Given data:
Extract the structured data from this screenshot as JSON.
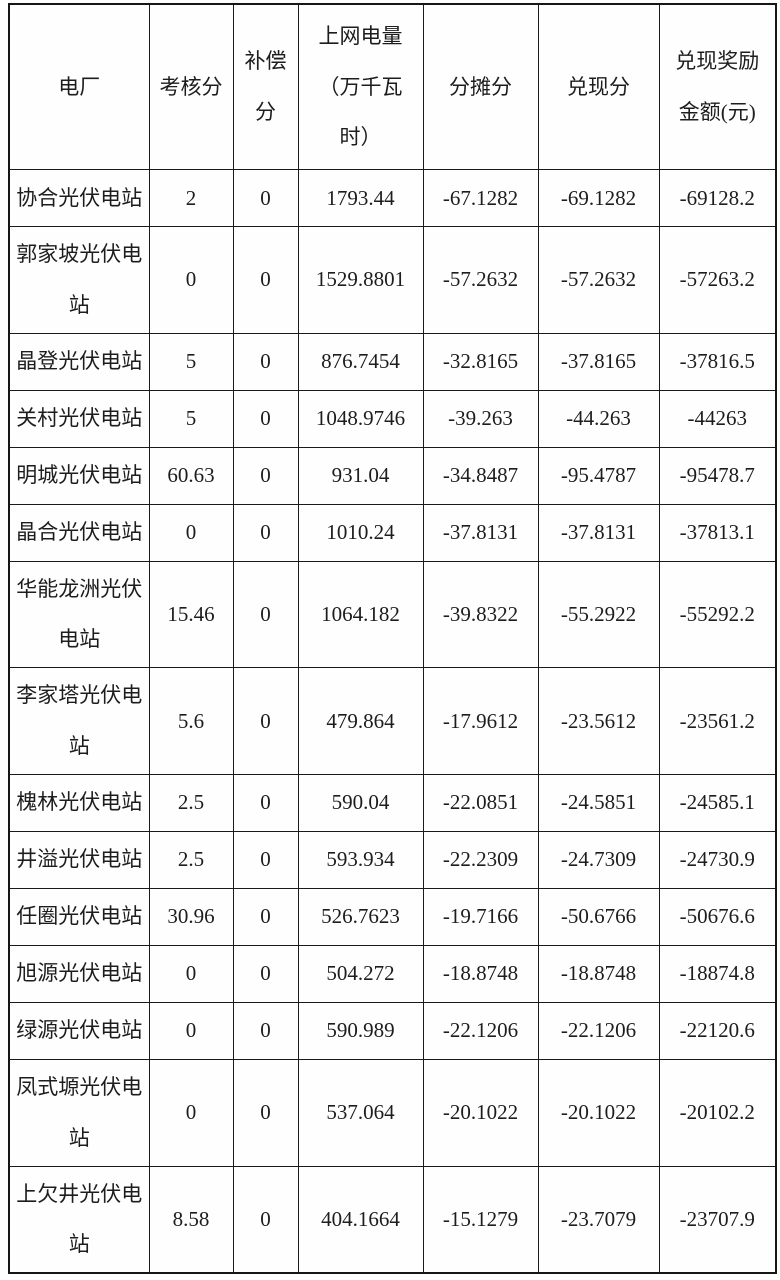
{
  "table": {
    "headers": [
      {
        "id": "plant",
        "label": "电厂"
      },
      {
        "id": "assessment_score",
        "label": "考核分"
      },
      {
        "id": "compensation_score",
        "label": "补偿\n分"
      },
      {
        "id": "grid_energy",
        "label": "上网电量\n（万千瓦\n时）"
      },
      {
        "id": "allocation_score",
        "label": "分摊分"
      },
      {
        "id": "cash_score",
        "label": "兑现分"
      },
      {
        "id": "reward_amount",
        "label": "兑现奖励\n金额(元)"
      }
    ],
    "rows": [
      {
        "plant": "协合光伏电站",
        "assessment_score": "2",
        "compensation_score": "0",
        "grid_energy": "1793.44",
        "allocation_score": "-67.1282",
        "cash_score": "-69.1282",
        "reward_amount": "-69128.2"
      },
      {
        "plant": "郭家坡光伏电站",
        "assessment_score": "0",
        "compensation_score": "0",
        "grid_energy": "1529.8801",
        "allocation_score": "-57.2632",
        "cash_score": "-57.2632",
        "reward_amount": "-57263.2"
      },
      {
        "plant": "晶登光伏电站",
        "assessment_score": "5",
        "compensation_score": "0",
        "grid_energy": "876.7454",
        "allocation_score": "-32.8165",
        "cash_score": "-37.8165",
        "reward_amount": "-37816.5"
      },
      {
        "plant": "关村光伏电站",
        "assessment_score": "5",
        "compensation_score": "0",
        "grid_energy": "1048.9746",
        "allocation_score": "-39.263",
        "cash_score": "-44.263",
        "reward_amount": "-44263"
      },
      {
        "plant": "明城光伏电站",
        "assessment_score": "60.63",
        "compensation_score": "0",
        "grid_energy": "931.04",
        "allocation_score": "-34.8487",
        "cash_score": "-95.4787",
        "reward_amount": "-95478.7"
      },
      {
        "plant": "晶合光伏电站",
        "assessment_score": "0",
        "compensation_score": "0",
        "grid_energy": "1010.24",
        "allocation_score": "-37.8131",
        "cash_score": "-37.8131",
        "reward_amount": "-37813.1"
      },
      {
        "plant": "华能龙洲光伏电站",
        "assessment_score": "15.46",
        "compensation_score": "0",
        "grid_energy": "1064.182",
        "allocation_score": "-39.8322",
        "cash_score": "-55.2922",
        "reward_amount": "-55292.2"
      },
      {
        "plant": "李家塔光伏电站",
        "assessment_score": "5.6",
        "compensation_score": "0",
        "grid_energy": "479.864",
        "allocation_score": "-17.9612",
        "cash_score": "-23.5612",
        "reward_amount": "-23561.2"
      },
      {
        "plant": "槐林光伏电站",
        "assessment_score": "2.5",
        "compensation_score": "0",
        "grid_energy": "590.04",
        "allocation_score": "-22.0851",
        "cash_score": "-24.5851",
        "reward_amount": "-24585.1"
      },
      {
        "plant": "井溢光伏电站",
        "assessment_score": "2.5",
        "compensation_score": "0",
        "grid_energy": "593.934",
        "allocation_score": "-22.2309",
        "cash_score": "-24.7309",
        "reward_amount": "-24730.9"
      },
      {
        "plant": "任圈光伏电站",
        "assessment_score": "30.96",
        "compensation_score": "0",
        "grid_energy": "526.7623",
        "allocation_score": "-19.7166",
        "cash_score": "-50.6766",
        "reward_amount": "-50676.6"
      },
      {
        "plant": "旭源光伏电站",
        "assessment_score": "0",
        "compensation_score": "0",
        "grid_energy": "504.272",
        "allocation_score": "-18.8748",
        "cash_score": "-18.8748",
        "reward_amount": "-18874.8"
      },
      {
        "plant": "绿源光伏电站",
        "assessment_score": "0",
        "compensation_score": "0",
        "grid_energy": "590.989",
        "allocation_score": "-22.1206",
        "cash_score": "-22.1206",
        "reward_amount": "-22120.6"
      },
      {
        "plant": "凤式塬光伏电站",
        "assessment_score": "0",
        "compensation_score": "0",
        "grid_energy": "537.064",
        "allocation_score": "-20.1022",
        "cash_score": "-20.1022",
        "reward_amount": "-20102.2"
      },
      {
        "plant": "上欠井光伏电站",
        "assessment_score": "8.58",
        "compensation_score": "0",
        "grid_energy": "404.1664",
        "allocation_score": "-15.1279",
        "cash_score": "-23.7079",
        "reward_amount": "-23707.9"
      }
    ]
  }
}
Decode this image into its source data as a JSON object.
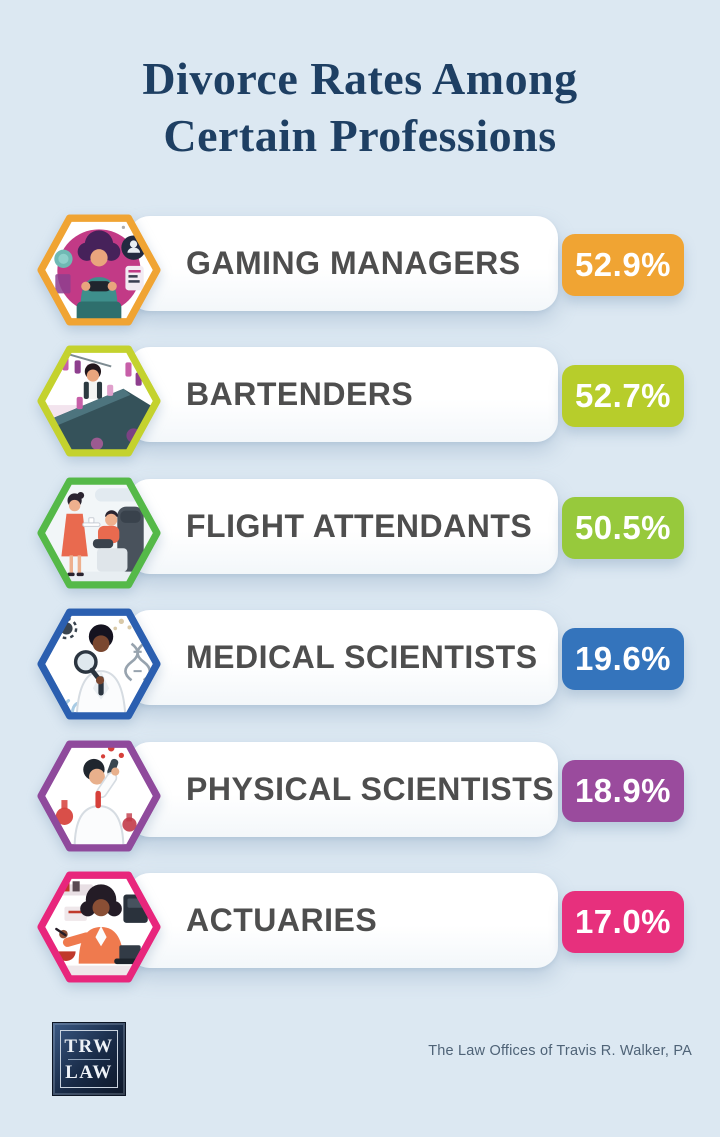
{
  "page": {
    "background_color": "#dce8f2",
    "title_line1": "Divorce Rates Among",
    "title_line2": "Certain Professions",
    "title_color": "#1e3f63"
  },
  "chart_data": {
    "type": "bar",
    "title": "Divorce Rates Among Certain Professions",
    "categories": [
      "Gaming Managers",
      "Bartenders",
      "Flight Attendants",
      "Medical Scientists",
      "Physical Scientists",
      "Actuaries"
    ],
    "values": [
      52.9,
      52.7,
      50.5,
      19.6,
      18.9,
      17.0
    ],
    "unit": "%",
    "orientation": "horizontal-list",
    "legend": "none",
    "grid": false,
    "source_text": "The Law Offices of Travis R. Walker, PA"
  },
  "rows": [
    {
      "label": "GAMING MANAGERS",
      "value": "52.9%",
      "badge_color": "#F0A433",
      "hex_color": "#F0A433",
      "icon": "gaming-manager-illustration"
    },
    {
      "label": "BARTENDERS",
      "value": "52.7%",
      "badge_color": "#B7CD2B",
      "hex_color": "#C4D22E",
      "icon": "bartender-illustration"
    },
    {
      "label": "FLIGHT ATTENDANTS",
      "value": "50.5%",
      "badge_color": "#97C93C",
      "hex_color": "#55B948",
      "icon": "flight-attendant-illustration"
    },
    {
      "label": "MEDICAL SCIENTISTS",
      "value": "19.6%",
      "badge_color": "#3474BC",
      "hex_color": "#2B5FB0",
      "icon": "medical-scientist-illustration"
    },
    {
      "label": "PHYSICAL SCIENTISTS",
      "value": "18.9%",
      "badge_color": "#9A4B9D",
      "hex_color": "#8F4A9C",
      "icon": "physical-scientist-illustration"
    },
    {
      "label": "ACTUARIES",
      "value": "17.0%",
      "badge_color": "#E7307D",
      "hex_color": "#E8267C",
      "icon": "actuary-illustration"
    }
  ],
  "footer": {
    "logo_line1": "TRW",
    "logo_line2": "LAW",
    "credit": "The Law Offices of Travis R. Walker, PA"
  }
}
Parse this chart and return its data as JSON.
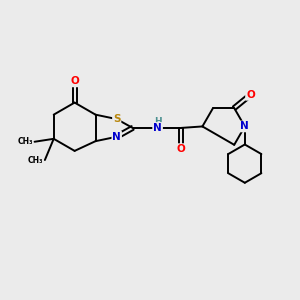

Work to complete:
Exclude all pictures and reproduce exactly the lines from the one containing "Decode this image" through the final line of the entries above.

Solution below:
Decode this image into its source data as a JSON object.
{
  "page": {
    "background_color": "#dce8f2",
    "title_line1": "Divorce Rates Among",
    "title_line2": "Certain Professions",
    "title_color": "#1e3f63"
  },
  "chart_data": {
    "type": "bar",
    "title": "Divorce Rates Among Certain Professions",
    "categories": [
      "Gaming Managers",
      "Bartenders",
      "Flight Attendants",
      "Medical Scientists",
      "Physical Scientists",
      "Actuaries"
    ],
    "values": [
      52.9,
      52.7,
      50.5,
      19.6,
      18.9,
      17.0
    ],
    "unit": "%",
    "orientation": "horizontal-list",
    "legend": "none",
    "grid": false,
    "source_text": "The Law Offices of Travis R. Walker, PA"
  },
  "rows": [
    {
      "label": "GAMING MANAGERS",
      "value": "52.9%",
      "badge_color": "#F0A433",
      "hex_color": "#F0A433",
      "icon": "gaming-manager-illustration"
    },
    {
      "label": "BARTENDERS",
      "value": "52.7%",
      "badge_color": "#B7CD2B",
      "hex_color": "#C4D22E",
      "icon": "bartender-illustration"
    },
    {
      "label": "FLIGHT ATTENDANTS",
      "value": "50.5%",
      "badge_color": "#97C93C",
      "hex_color": "#55B948",
      "icon": "flight-attendant-illustration"
    },
    {
      "label": "MEDICAL SCIENTISTS",
      "value": "19.6%",
      "badge_color": "#3474BC",
      "hex_color": "#2B5FB0",
      "icon": "medical-scientist-illustration"
    },
    {
      "label": "PHYSICAL SCIENTISTS",
      "value": "18.9%",
      "badge_color": "#9A4B9D",
      "hex_color": "#8F4A9C",
      "icon": "physical-scientist-illustration"
    },
    {
      "label": "ACTUARIES",
      "value": "17.0%",
      "badge_color": "#E7307D",
      "hex_color": "#E8267C",
      "icon": "actuary-illustration"
    }
  ],
  "footer": {
    "logo_line1": "TRW",
    "logo_line2": "LAW",
    "credit": "The Law Offices of Travis R. Walker, PA"
  }
}
Parse this chart and return its data as JSON.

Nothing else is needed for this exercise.